▸ **Exercise material**

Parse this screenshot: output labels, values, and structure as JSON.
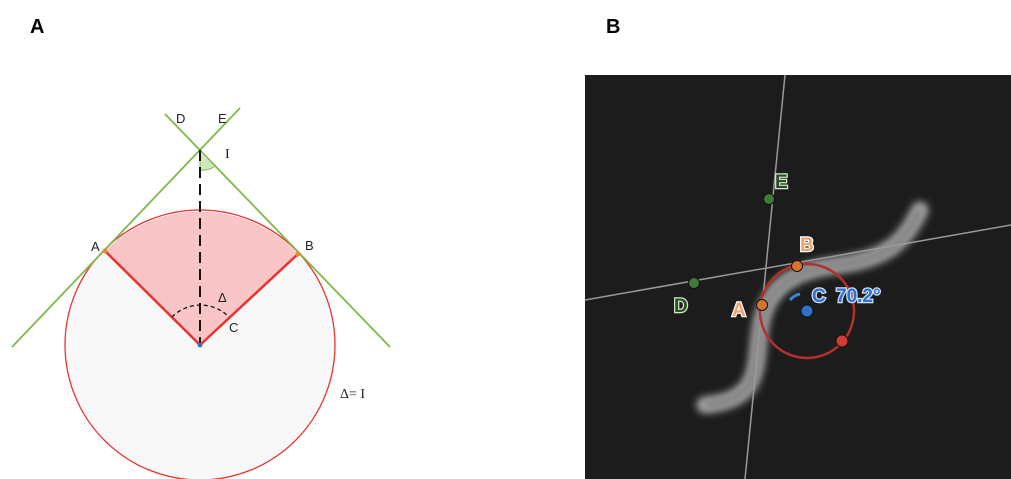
{
  "panels": [
    {
      "title": "A",
      "labels": [
        "D",
        "E",
        "I",
        "A",
        "B",
        "Δ",
        "C",
        "Δ= I"
      ]
    },
    {
      "title": "B",
      "labels": [
        "E",
        "B",
        "D",
        "A",
        "C",
        "70.2°"
      ]
    }
  ]
}
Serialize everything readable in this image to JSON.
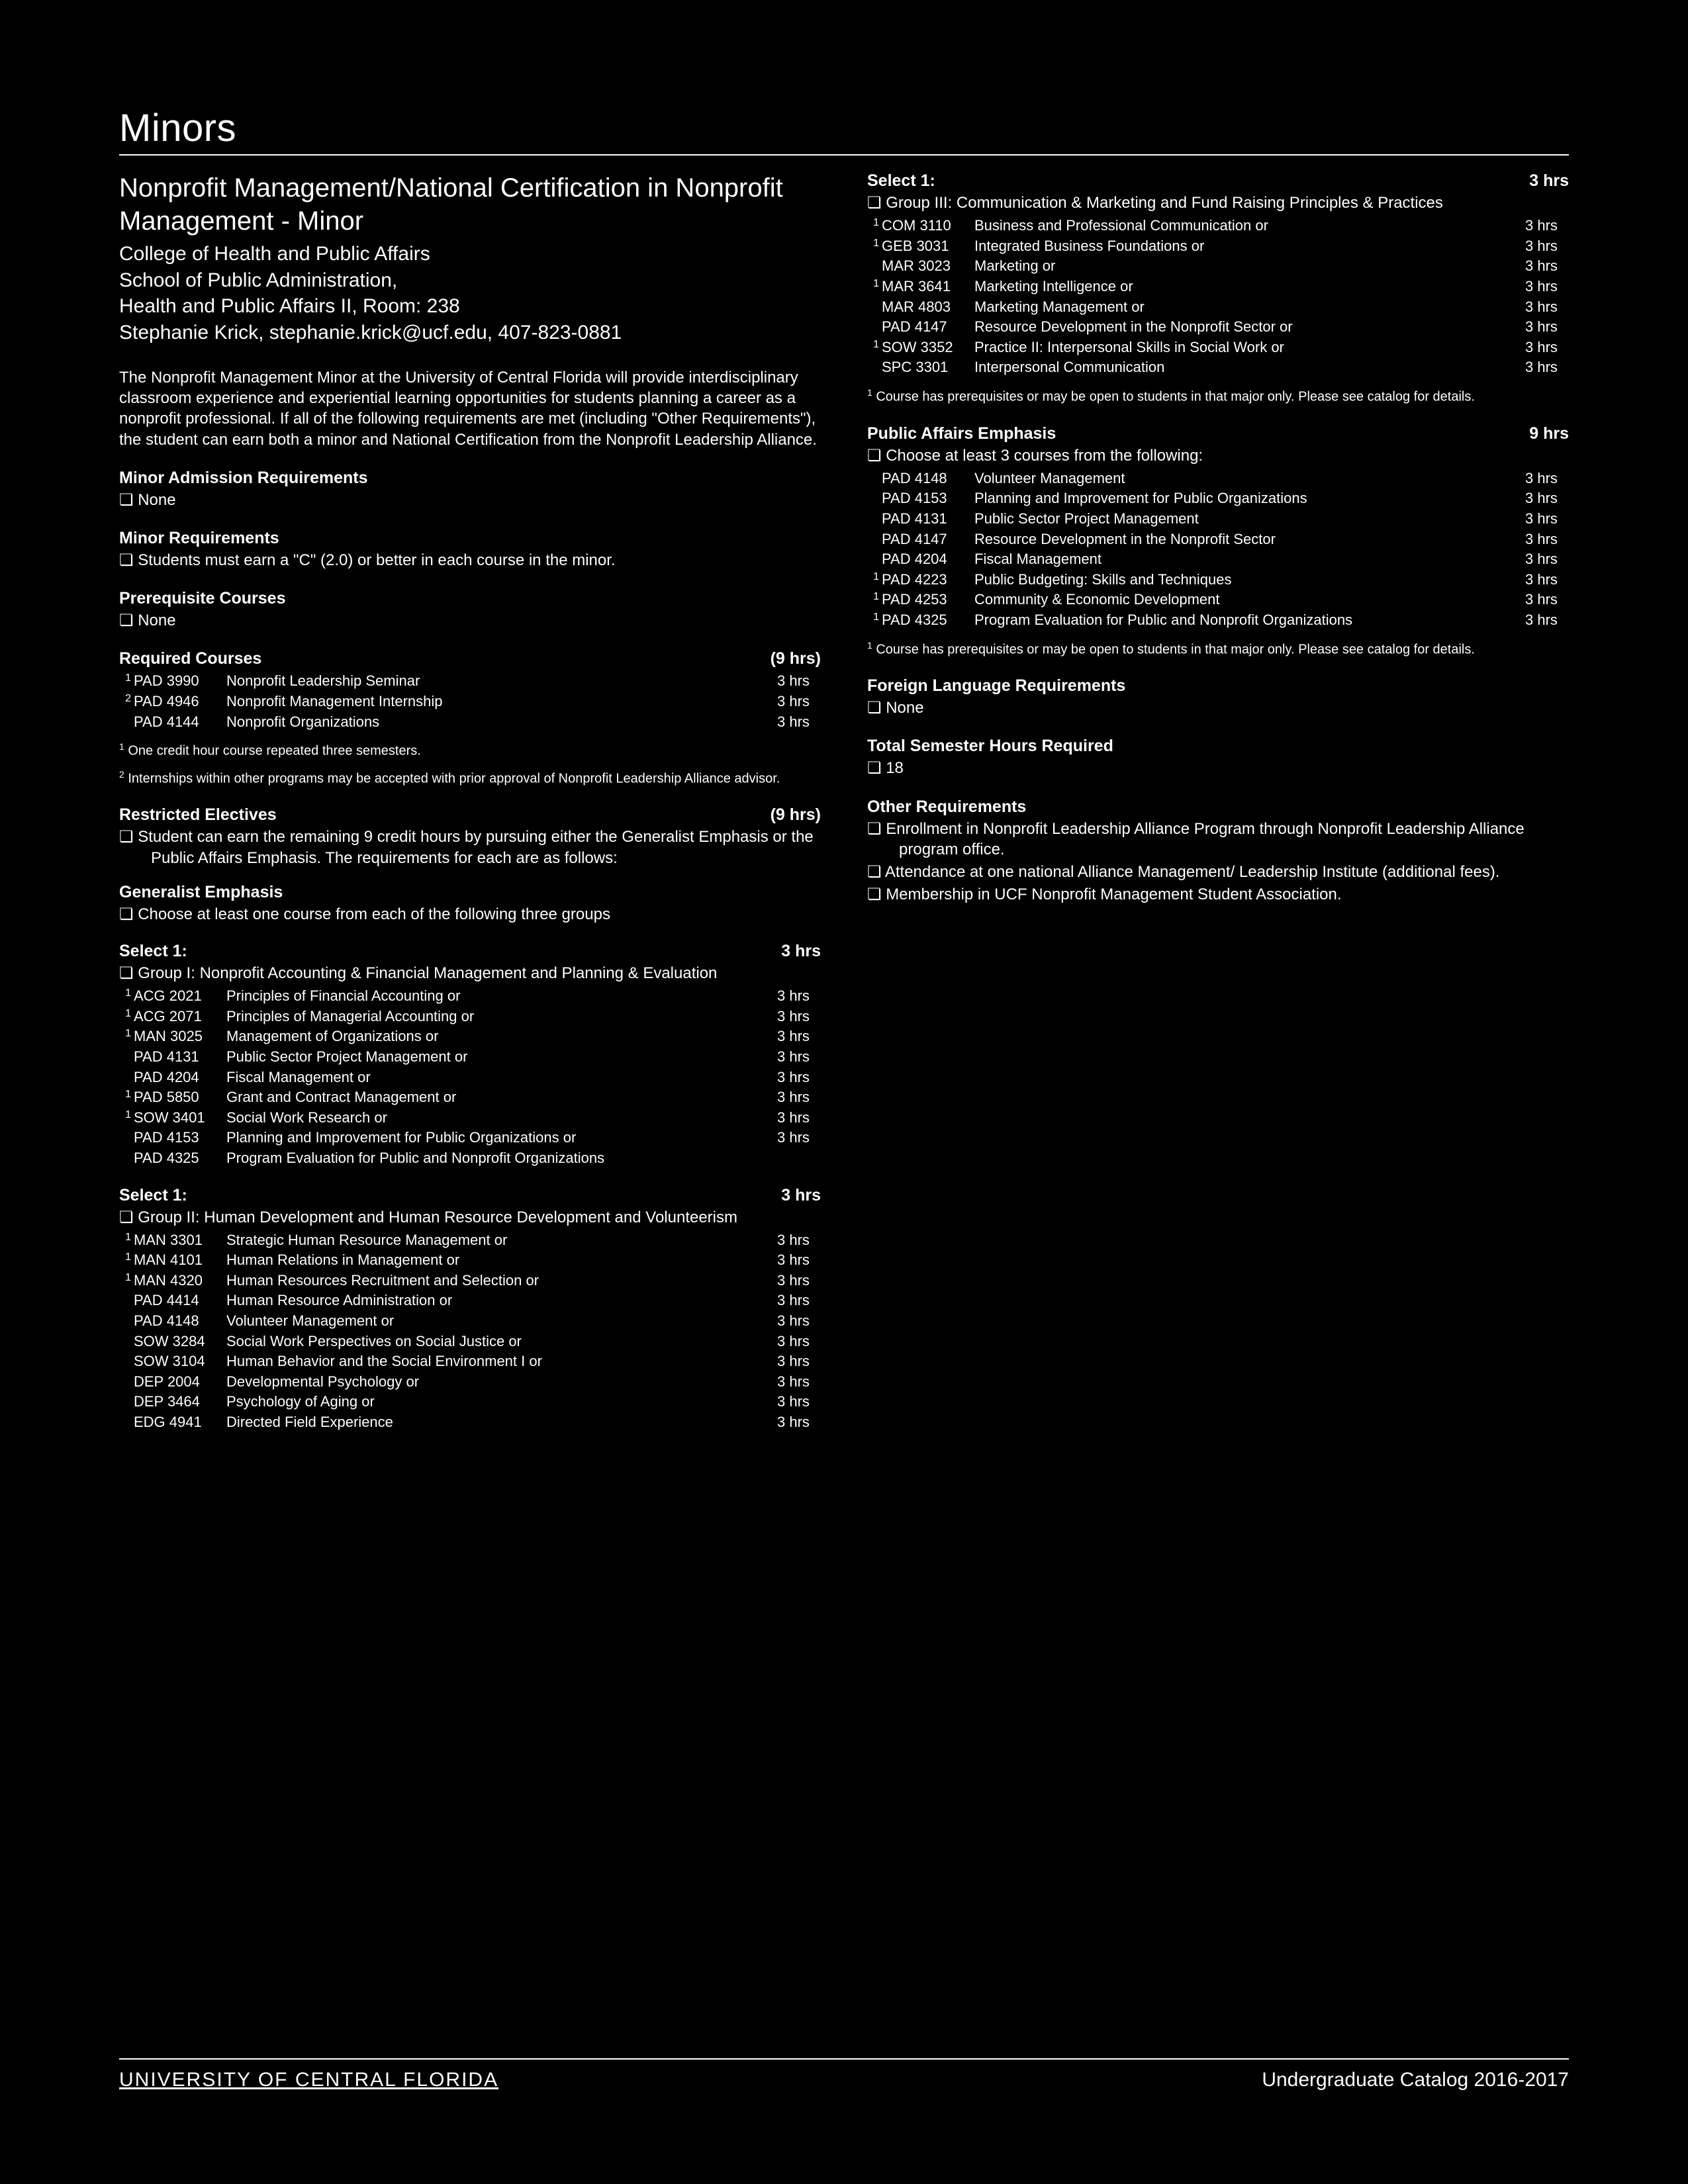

▸ **Objective**
Reproduce the full listing above verbatim, with no pictures included.

▸ **Output below**
Parse this screenshot: output labels, values, and structure as JSON.
{
  "panels": [
    {
      "title": "A",
      "labels": [
        "D",
        "E",
        "I",
        "A",
        "B",
        "Δ",
        "C",
        "Δ= I"
      ]
    },
    {
      "title": "B",
      "labels": [
        "E",
        "B",
        "D",
        "A",
        "C",
        "70.2°"
      ]
    }
  ]
}
Serialize everything readable in this image to JSON.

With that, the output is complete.